Locate the word "with" in the data below, then copy every line that holds it.

+++ Excerpted data

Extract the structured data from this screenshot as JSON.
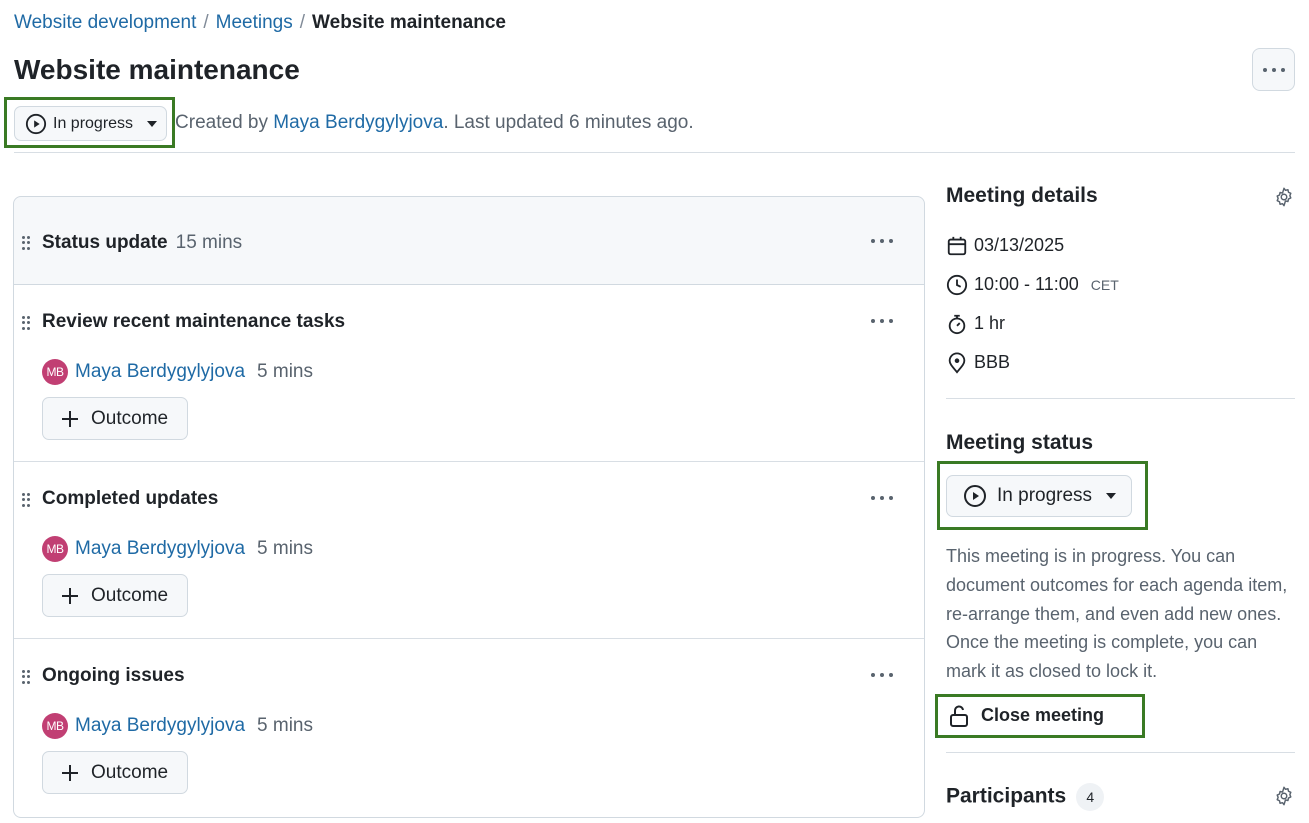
{
  "breadcrumb": {
    "items": [
      {
        "label": "Website development"
      },
      {
        "label": "Meetings"
      }
    ],
    "separator": "/",
    "current": "Website maintenance"
  },
  "page": {
    "title": "Website maintenance",
    "status_label": "In progress",
    "meta_prefix": "Created by ",
    "author": "Maya Berdygylyjova",
    "meta_suffix": ". Last updated 6 minutes ago."
  },
  "agenda": {
    "section": {
      "title": "Status update",
      "duration": "15 mins"
    },
    "items": [
      {
        "title": "Review recent maintenance tasks",
        "presenter_initials": "MB",
        "presenter": "Maya Berdygylyjova",
        "duration": "5 mins",
        "outcome_label": "Outcome"
      },
      {
        "title": "Completed updates",
        "presenter_initials": "MB",
        "presenter": "Maya Berdygylyjova",
        "duration": "5 mins",
        "outcome_label": "Outcome"
      },
      {
        "title": "Ongoing issues",
        "presenter_initials": "MB",
        "presenter": "Maya Berdygylyjova",
        "duration": "5 mins",
        "outcome_label": "Outcome"
      }
    ]
  },
  "sidebar": {
    "details": {
      "heading": "Meeting details",
      "date": "03/13/2025",
      "time": "10:00 - 11:00",
      "timezone": "CET",
      "duration": "1 hr",
      "location": "BBB"
    },
    "status": {
      "heading": "Meeting status",
      "status_label": "In progress",
      "description": "This meeting is in progress. You can document outcomes for each agenda item, re-arrange them, and even add new ones. Once the meeting is complete, you can mark it as closed to lock it.",
      "close_label": "Close meeting"
    },
    "participants": {
      "heading": "Participants",
      "count": "4"
    }
  },
  "colors": {
    "link": "#1f6aa5",
    "highlight": "#3a7a24",
    "avatar": "#c13f73"
  }
}
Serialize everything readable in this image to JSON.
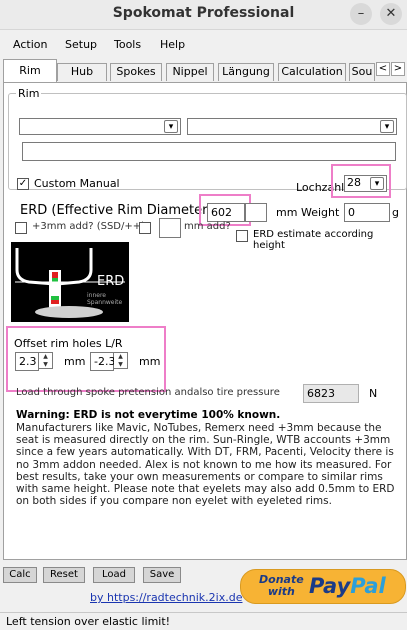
{
  "window": {
    "title": "Spokomat Professional",
    "minimize": "–",
    "close": "✕"
  },
  "menu": [
    "Action",
    "Setup",
    "Tools",
    "Help"
  ],
  "tabs": [
    "Rim",
    "Hub",
    "Spokes",
    "Nippel",
    "Längung",
    "Calculation",
    "Sou"
  ],
  "tab_arrows": [
    "<",
    ">"
  ],
  "rim": {
    "group_label": "Rim",
    "combo1": "",
    "combo2": "",
    "description": "",
    "custom_manual_label": "Custom Manual",
    "custom_manual_checked": true,
    "lochzahl_label": "Lochzahl",
    "lochzahl_value": "28",
    "erd_label": "ERD (Effective Rim Diameter)",
    "erd_value": "602",
    "erd_extra": "",
    "erd_unit": "mm",
    "weight_label": "Weight",
    "weight_value": "0",
    "weight_unit": "g",
    "add3mm_label": "+3mm add? (SSD/++)",
    "mm_add_label": "mm add?",
    "erd_estimate_label": "ERD estimate according height",
    "offset_label": "Offset rim holes L/R",
    "offset_left": "2.3",
    "offset_right": "-2.3",
    "offset_unit": "mm",
    "load_label": "Load through spoke pretension andalso tire pressure",
    "load_value": "6823",
    "load_unit": "N",
    "warning_title": "Warning: ERD is not everytime 100% known.",
    "warning_text": "Manufacturers like Mavic, NoTubes, Remerx need +3mm because the seat is measured directly on the rim. Sun-Ringle, WTB accounts +3mm since a few years automatically. With DT, FRM, Pacenti, Velocity there is no 3mm addon needed. Alex is not known to me how its measured. For best results, take your own measurements or compare to similar rims with same height. Please note that eyelets may also add 0.5mm to ERD on both sides if you compare non eyelet with eyeleted rims."
  },
  "diagram": {
    "label": "ERD",
    "sublabel": "innere Spannweite"
  },
  "buttons": [
    "Calc",
    "Reset",
    "Load",
    "Save"
  ],
  "donate": {
    "line1": "Donate",
    "line2": "with",
    "brand1": "Pay",
    "brand2": "Pal"
  },
  "credit_link": "by https://radtechnik.2ix.de",
  "status": "Left tension over elastic limit!",
  "colors": {
    "highlight": "#ee7ec8",
    "paypal_blue": "#1b3b87",
    "paypal_light": "#2c9fd9",
    "donate_gold": "#f7b334"
  }
}
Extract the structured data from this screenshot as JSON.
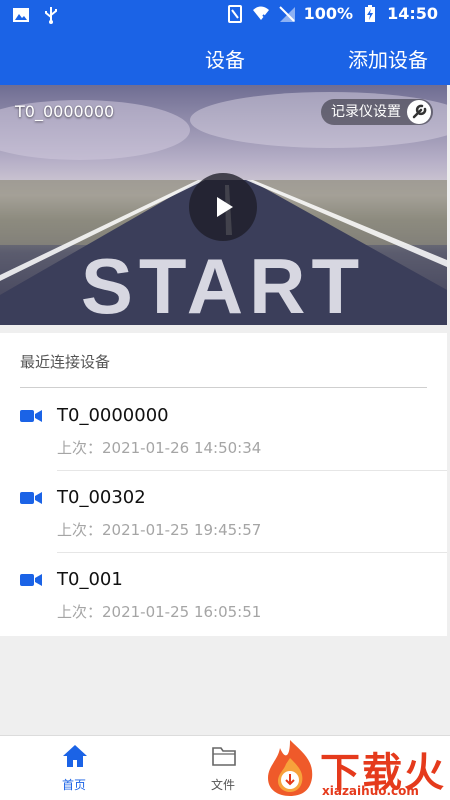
{
  "status_bar": {
    "battery": "100%",
    "time": "14:50"
  },
  "app_bar": {
    "title": "设备",
    "action": "添加设备"
  },
  "hero": {
    "device_name": "T0_0000000",
    "recorder_settings": "记录仪设置",
    "road_text": "START"
  },
  "recent": {
    "title": "最近连接设备",
    "items": [
      {
        "name": "T0_0000000",
        "time": "上次：2021-01-26 14:50:34"
      },
      {
        "name": "T0_00302",
        "time": "上次：2021-01-25 19:45:57"
      },
      {
        "name": "T0_001",
        "time": "上次：2021-01-25 16:05:51"
      }
    ]
  },
  "bottom_nav": {
    "home": "首页",
    "files": "文件"
  },
  "watermark": {
    "text": "下载火",
    "sub": "xiazaihuo.com"
  },
  "colors": {
    "primary": "#1b63e6",
    "watermark": "#e53a1c"
  }
}
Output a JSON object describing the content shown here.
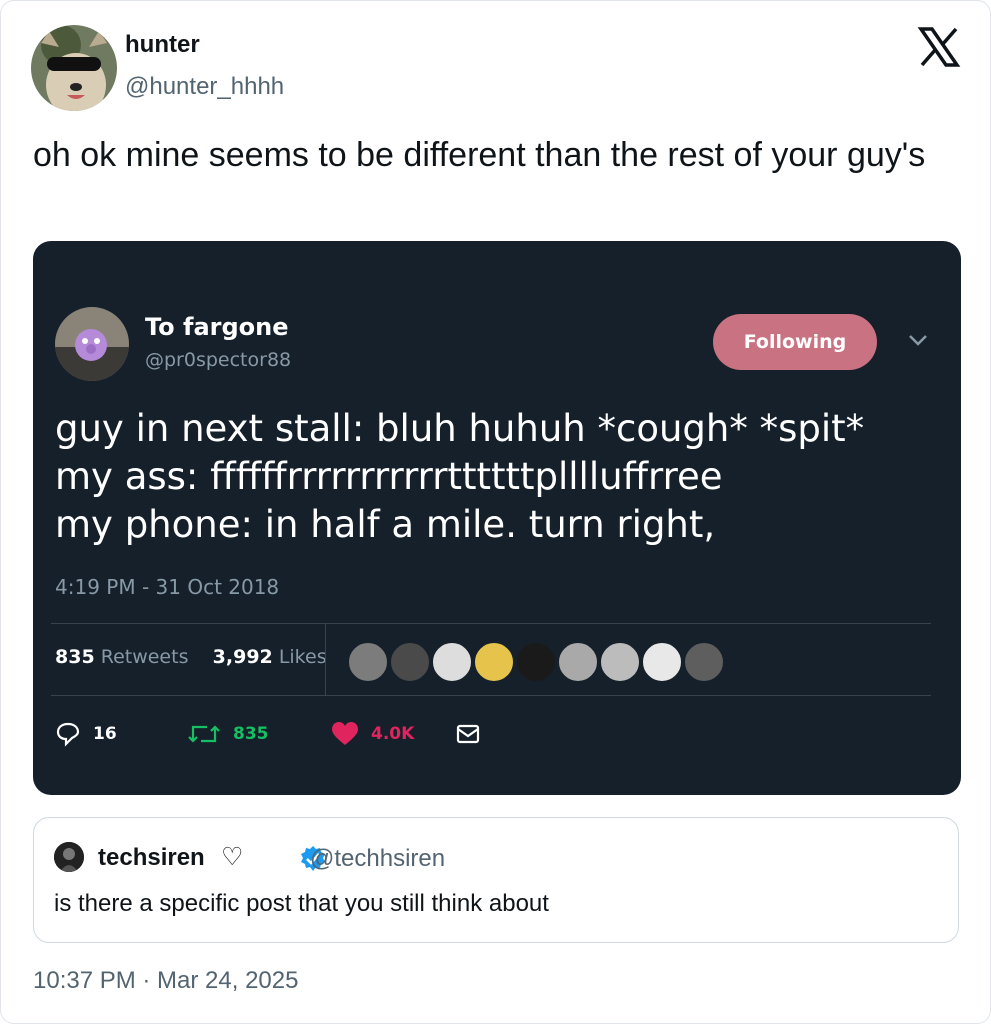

++++++

*Exercise result*.
    "warning_text": "Manufacturers like Mavic, NoTubes, Remerx need +3mm because the seat is measured directly on the rim. Sun-Ringle, WTB accounts +3mm since a few years automatically. With DT, FRM, Pacenti, Velocity there is no 3mm addon needed. Alex is not known to me how its measured. For best results, take your own measurements or compare to similar rims with same height. Please note that eyelets may also add 0.5mm to ERD on both sides if you compare non eyelet with eyeleted rims."
    "line2": "with",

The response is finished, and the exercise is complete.